WHAT IS ASKED: In the records below, find each line with the word "協働と参加の地域福祉計画" and copy it.

============

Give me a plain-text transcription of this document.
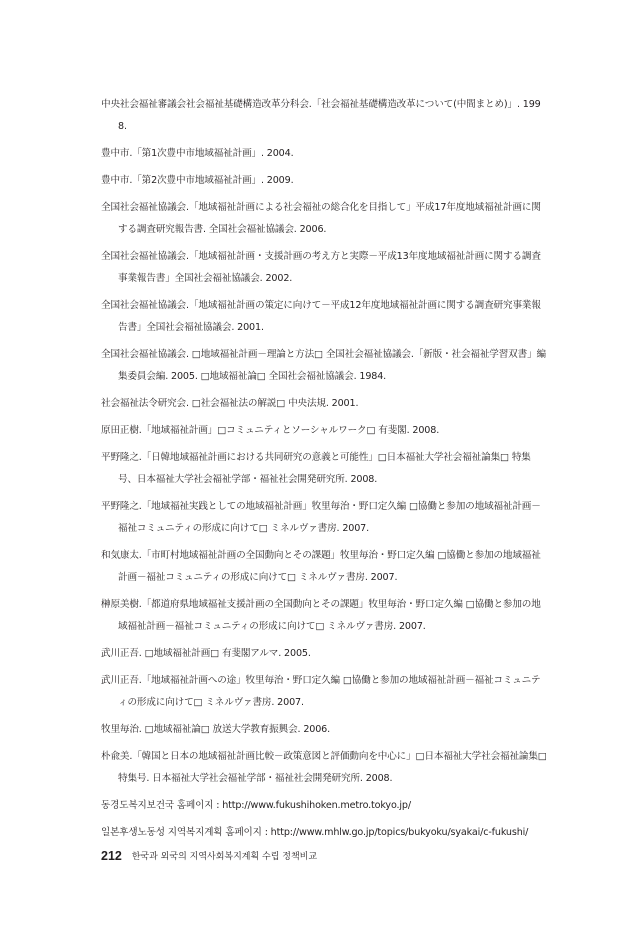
中央社会福祉審議会社会福祉基礎構造改革分科会.「社会福祉基礎構造改革について(中間まとめ)」. 1998.
豊中市.「第1次豊中市地域福祉計画」. 2004.
豊中市.「第2次豊中市地域福祉計画」. 2009.
全国社会福祉協議会.「地域福祉計画による社会福祉の総合化を目指して」平成17年度地域福祉計画に関する調査研究報告書. 全国社会福祉協議会. 2006.
全国社会福祉協議会.「地域福祉計画・支援計画の考え方と実際－平成13年度地域福祉計画に関する調査事業報告書」全国社会福祉協議会. 2002.
全国社会福祉協議会.「地域福祉計画の策定に向けて－平成12年度地域福祉計画に関する調査研究事業報告書」全国社会福祉協議会. 2001.
全国社会福祉協議会. □地域福祉計画－理論と方法□ 全国社会福祉協議会.「新版・社会福祉学習双書」編集委員会編. 2005. □地域福祉論□ 全国社会福祉協議会. 1984.
社会福祉法令研究会. □社会福祉法の解説□ 中央法規. 2001.
原田正樹.「地域福祉計画」□コミュニティとソーシャルワーク□ 有斐閣. 2008.
平野隆之.「日韓地域福祉計画における共同研究の意義と可能性」□日本福祉大学社会福祉論集□ 特集号、日本福祉大学社会福祉学部・福祉社会開発研究所. 2008.
平野隆之.「地域福祉実践としての地域福祉計画」牧里毎治・野口定久編 □協働と参加の地域福祉計画－福祉コミュニティの形成に向けて□ ミネルヴァ書房. 2007.
和気康太.「市町村地域福祉計画の全国動向とその課題」牧里毎治・野口定久編 □協働と参加の地域福祉計画－福祉コミュニティの形成に向けて□ ミネルヴァ書房. 2007.
榊原美樹.「都道府県地域福祉支援計画の全国動向とその課題」牧里毎治・野口定久編 □協働と参加の地域福祉計画－福祉コミュニティの形成に向けて□ ミネルヴァ書房. 2007.
武川正吾. □地域福祉計画□ 有斐閣アルマ. 2005.
武川正吾.「地域福祉計画への途」牧里毎治・野口定久編 □協働と参加の地域福祉計画－福祉コミュニティの形成に向けて□ ミネルヴァ書房. 2007.
牧里毎治. □地域福祉論□ 放送大学教育振興会. 2006.
朴兪美.「韓国と日本の地域福祉計画比較－政策意図と評価動向を中心に」□日本福祉大学社会福祉論集□ 特集号. 日本福祉大学社会福祉学部・福祉社会開発研究所. 2008.
동경도복지보건국 홈페이지 : http://www.fukushihoken.metro.tokyo.jp/
일본후생노동성 지역복지계획 홈페이지 : http://www.mhlw.go.jp/topics/bukyoku/syakai/c-fukushi/
212 한국과 외국의 지역사회복지계획 수립 정책비교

============

OUTPUT:
平野隆之.「地域福祉実践としての地域福祉計画」牧里毎治・野口定久編 □協働と参加の地域福祉計画－福祉コミュニティの形成に向けて□ ミネルヴァ書房. 2007.
和気康太.「市町村地域福祉計画の全国動向とその課題」牧里毎治・野口定久編 □協働と参加の地域福祉計画－福祉コミュニティの形成に向けて□ ミネルヴァ書房. 2007.
榊原美樹.「都道府県地域福祉支援計画の全国動向とその課題」牧里毎治・野口定久編 □協働と参加の地域福祉計画－福祉コミュニティの形成に向けて□ ミネルヴァ書房. 2007.
武川正吾.「地域福祉計画への途」牧里毎治・野口定久編 □協働と参加の地域福祉計画－福祉コミュニティの形成に向けて□ ミネルヴァ書房. 2007.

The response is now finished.